Quoted passage
==================================================
Released Date: 6/21/13

As a career prosecutor it has been an honor and a privilege to uphold my duty of seeking justice and protecting the public. Throughout my career I have aggressively prosecuted felons who possess firearms and criminals who use firearms in the commission of their crimes. At the same time, I have always been an ardent supporter of the Second Amendment, and I am a proponent of concealed carry. Having been a prosecutor for 26 years it is evident that restrictive gun laws will never prevent criminals from arming themselves with firearms. Such laws affect only law abiding citizens, depriving them of their right to protect themselves and their loved ones.

Recent legal developments have created uncertainty among the citizens of the State of Illinois as to the status of our gun laws, and as to their rights to possess and carry firearms. As Chief Law Enforcement Officer for Macon County, I feel it is my responsibility to minimize any ambiguity that may exist, so that residents of Macon County will not fear being prosecuted for exercising their constitutional rights. On December 11, 2012 the U.S. Seventh Circuit Court of Appeals ruled in Moore v. Madigan that Illinois’ Unlawful Use of Weapons statute, insofar as it provides for a “blanket prohibition” on concealed carry, is unconstitutional, recognizing the right of law abiding citizens to defend themselves. The Court stayed its ruling so that the legislature could craft, and the governor could sign, a concealed carry law. To date no legislation has been enacted. When I took office I swore an oath to support the United States Constitution. In light of the decision in Moore v. Madigan,
that oath prevents me from initiating prosecution against individuals for violating a statute that has been determined to be a violation of our Second Amendment rights.
==================================================
Available data
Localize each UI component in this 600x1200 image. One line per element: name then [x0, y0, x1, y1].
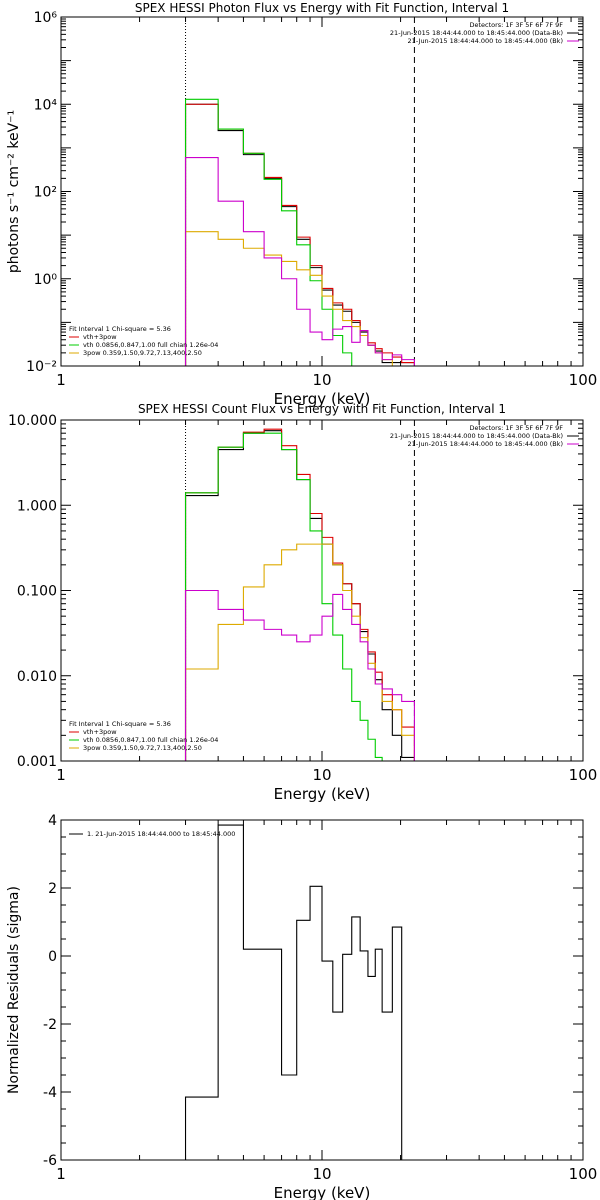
==================================================
Write out the prosecutor's statement on concealed carry in full, word for word. The listing plays no part in the work here.

Correct output
Released Date: 6/21/13

As a career prosecutor it has been an honor and a privilege to uphold my duty of seeking justice and protecting the public. Throughout my career I have aggressively prosecuted felons who possess firearms and criminals who use firearms in the commission of their crimes. At the same time, I have always been an ardent supporter of the Second Amendment, and I am a proponent of concealed carry. Having been a prosecutor for 26 years it is evident that restrictive gun laws will never prevent criminals from arming themselves with firearms. Such laws affect only law abiding citizens, depriving them of their right to protect themselves and their loved ones.

Recent legal developments have created uncertainty among the citizens of the State of Illinois as to the status of our gun laws, and as to their rights to possess and carry firearms. As Chief Law Enforcement Officer for Macon County, I feel it is my responsibility to minimize any ambiguity that may exist, so that residents of Macon County will not fear being prosecuted for exercising their constitutional rights. On December 11, 2012 the U.S. Seventh Circuit Court of Appeals ruled in Moore v. Madigan that Illinois’ Unlawful Use of Weapons statute, insofar as it provides for a “blanket prohibition” on concealed carry, is unconstitutional, recognizing the right of law abiding citizens to defend themselves. The Court stayed its ruling so that the legislature could craft, and the governor could sign, a concealed carry law. To date no legislation has been enacted. When I took office I swore an oath to support the United States Constitution. In light of the decision in Moore v. Madigan,
that oath prevents me from initiating prosecution against individuals for violating a statute that has been determined to be a violation of our Second Amendment rights.